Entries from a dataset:
# # #

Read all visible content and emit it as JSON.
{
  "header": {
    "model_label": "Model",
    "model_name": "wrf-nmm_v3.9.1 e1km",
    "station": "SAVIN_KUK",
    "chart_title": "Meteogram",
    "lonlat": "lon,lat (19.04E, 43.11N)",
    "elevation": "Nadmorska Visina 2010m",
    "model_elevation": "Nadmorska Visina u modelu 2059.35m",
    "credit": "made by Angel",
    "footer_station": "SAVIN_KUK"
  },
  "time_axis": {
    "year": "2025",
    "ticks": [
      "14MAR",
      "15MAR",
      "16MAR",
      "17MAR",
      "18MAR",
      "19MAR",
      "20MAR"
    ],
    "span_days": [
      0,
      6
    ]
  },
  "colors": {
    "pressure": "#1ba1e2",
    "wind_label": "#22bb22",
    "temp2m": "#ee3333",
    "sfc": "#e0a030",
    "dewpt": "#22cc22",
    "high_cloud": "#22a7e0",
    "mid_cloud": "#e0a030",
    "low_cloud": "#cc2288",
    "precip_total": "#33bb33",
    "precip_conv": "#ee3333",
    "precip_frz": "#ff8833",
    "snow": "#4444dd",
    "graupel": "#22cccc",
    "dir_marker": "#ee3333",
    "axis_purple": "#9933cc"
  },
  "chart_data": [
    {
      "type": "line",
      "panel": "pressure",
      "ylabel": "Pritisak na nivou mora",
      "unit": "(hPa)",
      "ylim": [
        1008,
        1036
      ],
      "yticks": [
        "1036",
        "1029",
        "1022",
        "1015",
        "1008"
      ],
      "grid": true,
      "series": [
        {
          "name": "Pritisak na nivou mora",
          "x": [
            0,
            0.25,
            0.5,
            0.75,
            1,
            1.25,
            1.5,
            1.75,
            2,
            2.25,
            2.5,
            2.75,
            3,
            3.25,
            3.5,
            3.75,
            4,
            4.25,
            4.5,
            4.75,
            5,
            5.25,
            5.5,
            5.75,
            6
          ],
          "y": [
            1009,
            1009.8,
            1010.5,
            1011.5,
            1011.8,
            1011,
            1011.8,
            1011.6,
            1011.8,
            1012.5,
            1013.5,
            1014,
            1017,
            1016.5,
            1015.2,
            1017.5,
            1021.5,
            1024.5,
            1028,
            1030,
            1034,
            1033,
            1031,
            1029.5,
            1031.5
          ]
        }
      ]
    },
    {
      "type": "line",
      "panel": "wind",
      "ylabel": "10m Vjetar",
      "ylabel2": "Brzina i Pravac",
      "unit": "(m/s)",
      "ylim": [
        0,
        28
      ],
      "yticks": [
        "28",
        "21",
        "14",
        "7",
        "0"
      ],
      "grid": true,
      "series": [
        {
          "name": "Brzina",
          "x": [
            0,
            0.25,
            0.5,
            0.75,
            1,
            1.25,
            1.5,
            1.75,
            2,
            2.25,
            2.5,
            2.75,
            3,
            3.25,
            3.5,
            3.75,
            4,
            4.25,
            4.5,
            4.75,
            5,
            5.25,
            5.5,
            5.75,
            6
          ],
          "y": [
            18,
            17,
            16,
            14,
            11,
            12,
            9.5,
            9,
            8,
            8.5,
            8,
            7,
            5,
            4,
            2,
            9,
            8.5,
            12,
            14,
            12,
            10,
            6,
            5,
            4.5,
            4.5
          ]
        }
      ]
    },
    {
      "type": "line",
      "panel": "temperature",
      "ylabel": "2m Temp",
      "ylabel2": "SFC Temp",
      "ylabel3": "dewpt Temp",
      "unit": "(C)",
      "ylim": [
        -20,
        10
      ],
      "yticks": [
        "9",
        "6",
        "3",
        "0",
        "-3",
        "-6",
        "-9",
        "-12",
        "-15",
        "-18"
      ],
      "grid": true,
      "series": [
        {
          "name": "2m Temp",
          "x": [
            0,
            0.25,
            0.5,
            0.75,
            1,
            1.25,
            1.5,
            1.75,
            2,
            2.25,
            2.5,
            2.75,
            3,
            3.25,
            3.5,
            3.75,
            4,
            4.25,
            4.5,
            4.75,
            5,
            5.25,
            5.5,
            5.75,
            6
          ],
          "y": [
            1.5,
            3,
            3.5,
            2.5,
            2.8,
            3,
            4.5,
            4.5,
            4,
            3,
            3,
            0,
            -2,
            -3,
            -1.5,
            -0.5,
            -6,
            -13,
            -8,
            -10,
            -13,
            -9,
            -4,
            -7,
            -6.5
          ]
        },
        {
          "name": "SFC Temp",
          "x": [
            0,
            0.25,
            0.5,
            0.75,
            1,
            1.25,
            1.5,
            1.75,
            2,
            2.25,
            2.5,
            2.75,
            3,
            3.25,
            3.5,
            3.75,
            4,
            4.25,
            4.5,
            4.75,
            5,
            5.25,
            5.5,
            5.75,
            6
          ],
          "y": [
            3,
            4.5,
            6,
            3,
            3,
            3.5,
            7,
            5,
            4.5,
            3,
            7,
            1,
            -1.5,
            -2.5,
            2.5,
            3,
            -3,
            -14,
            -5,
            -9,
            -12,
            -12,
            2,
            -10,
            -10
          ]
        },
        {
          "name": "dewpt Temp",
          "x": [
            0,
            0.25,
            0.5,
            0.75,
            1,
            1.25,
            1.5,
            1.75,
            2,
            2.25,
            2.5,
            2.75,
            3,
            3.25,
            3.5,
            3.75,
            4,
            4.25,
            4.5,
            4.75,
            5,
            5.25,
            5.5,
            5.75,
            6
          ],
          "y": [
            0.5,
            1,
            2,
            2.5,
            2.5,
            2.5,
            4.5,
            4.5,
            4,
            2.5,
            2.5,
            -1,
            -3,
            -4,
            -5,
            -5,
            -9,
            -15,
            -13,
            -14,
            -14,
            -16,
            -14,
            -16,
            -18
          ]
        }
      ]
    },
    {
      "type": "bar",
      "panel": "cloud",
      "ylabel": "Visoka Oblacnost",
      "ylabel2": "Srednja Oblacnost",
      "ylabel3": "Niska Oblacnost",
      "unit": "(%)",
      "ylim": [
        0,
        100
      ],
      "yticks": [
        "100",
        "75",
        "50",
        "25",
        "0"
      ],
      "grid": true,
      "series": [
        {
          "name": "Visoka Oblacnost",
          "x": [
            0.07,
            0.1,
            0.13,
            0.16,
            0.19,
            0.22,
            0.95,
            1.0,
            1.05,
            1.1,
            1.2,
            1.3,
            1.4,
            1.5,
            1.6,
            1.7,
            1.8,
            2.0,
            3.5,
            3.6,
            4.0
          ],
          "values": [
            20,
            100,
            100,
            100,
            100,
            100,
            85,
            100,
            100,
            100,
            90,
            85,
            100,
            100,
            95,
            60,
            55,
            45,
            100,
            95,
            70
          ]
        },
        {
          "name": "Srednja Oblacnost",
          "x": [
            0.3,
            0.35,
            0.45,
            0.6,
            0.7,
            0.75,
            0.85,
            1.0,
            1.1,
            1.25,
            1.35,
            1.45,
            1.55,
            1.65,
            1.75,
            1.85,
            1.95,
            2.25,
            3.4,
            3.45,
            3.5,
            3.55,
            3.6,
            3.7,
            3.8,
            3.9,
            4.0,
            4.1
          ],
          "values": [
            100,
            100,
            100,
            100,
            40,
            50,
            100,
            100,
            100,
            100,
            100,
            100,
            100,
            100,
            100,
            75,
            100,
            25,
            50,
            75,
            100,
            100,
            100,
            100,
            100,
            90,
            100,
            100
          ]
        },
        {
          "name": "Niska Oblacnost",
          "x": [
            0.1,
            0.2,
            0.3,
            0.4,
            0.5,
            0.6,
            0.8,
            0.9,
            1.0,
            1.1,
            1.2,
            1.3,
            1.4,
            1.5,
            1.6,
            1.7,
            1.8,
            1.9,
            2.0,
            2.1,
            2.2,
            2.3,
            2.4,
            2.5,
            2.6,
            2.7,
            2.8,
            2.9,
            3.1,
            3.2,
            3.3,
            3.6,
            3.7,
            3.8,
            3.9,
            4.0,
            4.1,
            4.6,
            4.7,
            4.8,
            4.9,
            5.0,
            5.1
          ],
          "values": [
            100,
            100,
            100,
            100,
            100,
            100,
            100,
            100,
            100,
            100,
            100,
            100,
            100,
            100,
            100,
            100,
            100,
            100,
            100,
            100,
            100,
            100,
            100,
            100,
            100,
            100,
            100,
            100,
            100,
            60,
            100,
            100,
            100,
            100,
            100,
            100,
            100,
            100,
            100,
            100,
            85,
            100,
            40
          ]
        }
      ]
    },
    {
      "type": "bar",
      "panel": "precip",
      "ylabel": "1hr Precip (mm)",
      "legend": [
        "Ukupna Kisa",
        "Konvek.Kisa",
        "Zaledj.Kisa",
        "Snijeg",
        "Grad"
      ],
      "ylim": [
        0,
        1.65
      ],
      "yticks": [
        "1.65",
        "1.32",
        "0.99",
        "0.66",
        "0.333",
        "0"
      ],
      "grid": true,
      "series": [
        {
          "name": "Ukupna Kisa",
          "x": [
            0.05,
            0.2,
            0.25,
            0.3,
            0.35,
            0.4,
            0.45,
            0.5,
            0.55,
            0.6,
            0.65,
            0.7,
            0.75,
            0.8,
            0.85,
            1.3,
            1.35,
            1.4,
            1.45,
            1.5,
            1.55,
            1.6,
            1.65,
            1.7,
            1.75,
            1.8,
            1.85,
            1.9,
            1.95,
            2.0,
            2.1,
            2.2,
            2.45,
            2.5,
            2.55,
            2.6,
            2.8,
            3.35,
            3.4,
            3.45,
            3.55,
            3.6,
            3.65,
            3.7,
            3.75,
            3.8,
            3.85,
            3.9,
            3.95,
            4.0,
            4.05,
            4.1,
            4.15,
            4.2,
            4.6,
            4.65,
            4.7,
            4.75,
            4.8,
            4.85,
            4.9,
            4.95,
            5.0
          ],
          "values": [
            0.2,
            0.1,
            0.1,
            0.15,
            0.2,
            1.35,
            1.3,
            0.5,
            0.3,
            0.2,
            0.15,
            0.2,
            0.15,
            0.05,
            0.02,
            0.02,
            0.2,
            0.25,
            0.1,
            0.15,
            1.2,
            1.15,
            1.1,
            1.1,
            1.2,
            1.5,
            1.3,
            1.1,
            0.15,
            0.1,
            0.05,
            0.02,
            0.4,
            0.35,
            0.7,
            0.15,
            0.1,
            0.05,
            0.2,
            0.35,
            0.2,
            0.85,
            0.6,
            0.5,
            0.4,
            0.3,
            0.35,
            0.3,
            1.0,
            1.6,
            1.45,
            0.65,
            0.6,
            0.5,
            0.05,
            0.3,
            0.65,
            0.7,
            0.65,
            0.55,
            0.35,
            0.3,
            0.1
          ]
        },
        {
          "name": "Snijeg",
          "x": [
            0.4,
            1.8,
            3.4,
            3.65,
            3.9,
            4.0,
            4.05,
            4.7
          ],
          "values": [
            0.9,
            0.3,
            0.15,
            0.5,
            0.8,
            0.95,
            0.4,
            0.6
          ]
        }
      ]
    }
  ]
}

# # #

[Exercise description]: Search the data above for the string "panel" and copy each line that has it.

[Solution for this problem]:
      "panel": "pressure",
      "panel": "wind",
      "panel": "temperature",
      "panel": "cloud",
      "panel": "precip",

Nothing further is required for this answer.